##### Material for the task

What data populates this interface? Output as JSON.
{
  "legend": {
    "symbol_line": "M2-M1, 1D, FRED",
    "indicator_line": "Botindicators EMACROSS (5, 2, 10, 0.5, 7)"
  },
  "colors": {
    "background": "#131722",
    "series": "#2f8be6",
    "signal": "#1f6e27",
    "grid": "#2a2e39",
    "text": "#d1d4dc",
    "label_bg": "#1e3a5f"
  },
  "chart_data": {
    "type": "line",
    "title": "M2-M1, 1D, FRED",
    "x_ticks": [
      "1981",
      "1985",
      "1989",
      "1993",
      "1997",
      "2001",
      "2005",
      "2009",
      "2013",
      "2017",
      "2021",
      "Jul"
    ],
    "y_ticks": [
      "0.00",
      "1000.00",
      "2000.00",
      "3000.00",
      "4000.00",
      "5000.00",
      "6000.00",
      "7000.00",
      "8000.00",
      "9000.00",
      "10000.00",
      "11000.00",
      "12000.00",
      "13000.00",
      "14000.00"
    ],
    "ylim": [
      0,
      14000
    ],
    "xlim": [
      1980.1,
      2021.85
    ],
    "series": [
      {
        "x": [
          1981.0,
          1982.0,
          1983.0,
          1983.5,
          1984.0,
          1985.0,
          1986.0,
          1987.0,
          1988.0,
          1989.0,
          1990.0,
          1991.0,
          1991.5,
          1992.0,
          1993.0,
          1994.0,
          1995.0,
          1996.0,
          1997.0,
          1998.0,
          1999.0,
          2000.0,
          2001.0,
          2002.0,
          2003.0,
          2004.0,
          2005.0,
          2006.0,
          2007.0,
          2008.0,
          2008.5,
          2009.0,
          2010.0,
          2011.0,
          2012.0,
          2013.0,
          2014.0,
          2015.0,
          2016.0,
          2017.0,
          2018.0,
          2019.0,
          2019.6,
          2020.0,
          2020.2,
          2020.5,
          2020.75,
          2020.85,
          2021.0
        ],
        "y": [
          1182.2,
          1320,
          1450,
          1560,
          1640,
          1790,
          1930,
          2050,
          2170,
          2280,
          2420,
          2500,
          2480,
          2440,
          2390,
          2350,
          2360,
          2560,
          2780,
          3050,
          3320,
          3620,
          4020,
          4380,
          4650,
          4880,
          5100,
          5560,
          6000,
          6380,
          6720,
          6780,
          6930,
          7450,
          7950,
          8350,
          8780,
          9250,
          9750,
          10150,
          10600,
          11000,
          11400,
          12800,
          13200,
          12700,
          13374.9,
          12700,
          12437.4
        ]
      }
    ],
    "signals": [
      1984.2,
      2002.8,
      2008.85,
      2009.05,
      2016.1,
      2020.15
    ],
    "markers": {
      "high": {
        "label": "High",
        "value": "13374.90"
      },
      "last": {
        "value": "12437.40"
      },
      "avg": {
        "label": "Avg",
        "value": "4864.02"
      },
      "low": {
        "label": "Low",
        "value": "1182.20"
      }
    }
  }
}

##########

§ To do
Extract each entry in full, exactly as given.

§ Task response
What data populates this interface? Output as JSON.
{
  "legend": {
    "symbol_line": "M2-M1, 1D, FRED",
    "indicator_line": "Botindicators EMACROSS (5, 2, 10, 0.5, 7)"
  },
  "colors": {
    "background": "#131722",
    "series": "#2f8be6",
    "signal": "#1f6e27",
    "grid": "#2a2e39",
    "text": "#d1d4dc",
    "label_bg": "#1e3a5f"
  },
  "chart_data": {
    "type": "line",
    "title": "M2-M1, 1D, FRED",
    "x_ticks": [
      "1981",
      "1985",
      "1989",
      "1993",
      "1997",
      "2001",
      "2005",
      "2009",
      "2013",
      "2017",
      "2021",
      "Jul"
    ],
    "y_ticks": [
      "0.00",
      "1000.00",
      "2000.00",
      "3000.00",
      "4000.00",
      "5000.00",
      "6000.00",
      "7000.00",
      "8000.00",
      "9000.00",
      "10000.00",
      "11000.00",
      "12000.00",
      "13000.00",
      "14000.00"
    ],
    "ylim": [
      0,
      14000
    ],
    "xlim": [
      1980.1,
      2021.85
    ],
    "series": [
      {
        "x": [
          1981.0,
          1982.0,
          1983.0,
          1983.5,
          1984.0,
          1985.0,
          1986.0,
          1987.0,
          1988.0,
          1989.0,
          1990.0,
          1991.0,
          1991.5,
          1992.0,
          1993.0,
          1994.0,
          1995.0,
          1996.0,
          1997.0,
          1998.0,
          1999.0,
          2000.0,
          2001.0,
          2002.0,
          2003.0,
          2004.0,
          2005.0,
          2006.0,
          2007.0,
          2008.0,
          2008.5,
          2009.0,
          2010.0,
          2011.0,
          2012.0,
          2013.0,
          2014.0,
          2015.0,
          2016.0,
          2017.0,
          2018.0,
          2019.0,
          2019.6,
          2020.0,
          2020.2,
          2020.5,
          2020.75,
          2020.85,
          2021.0
        ],
        "y": [
          1182.2,
          1320,
          1450,
          1560,
          1640,
          1790,
          1930,
          2050,
          2170,
          2280,
          2420,
          2500,
          2480,
          2440,
          2390,
          2350,
          2360,
          2560,
          2780,
          3050,
          3320,
          3620,
          4020,
          4380,
          4650,
          4880,
          5100,
          5560,
          6000,
          6380,
          6720,
          6780,
          6930,
          7450,
          7950,
          8350,
          8780,
          9250,
          9750,
          10150,
          10600,
          11000,
          11400,
          12800,
          13200,
          12700,
          13374.9,
          12700,
          12437.4
        ]
      }
    ],
    "signals": [
      1984.2,
      2002.8,
      2008.85,
      2009.05,
      2016.1,
      2020.15
    ],
    "markers": {
      "high": {
        "label": "High",
        "value": "13374.90"
      },
      "last": {
        "value": "12437.40"
      },
      "avg": {
        "label": "Avg",
        "value": "4864.02"
      },
      "low": {
        "label": "Low",
        "value": "1182.20"
      }
    }
  }
}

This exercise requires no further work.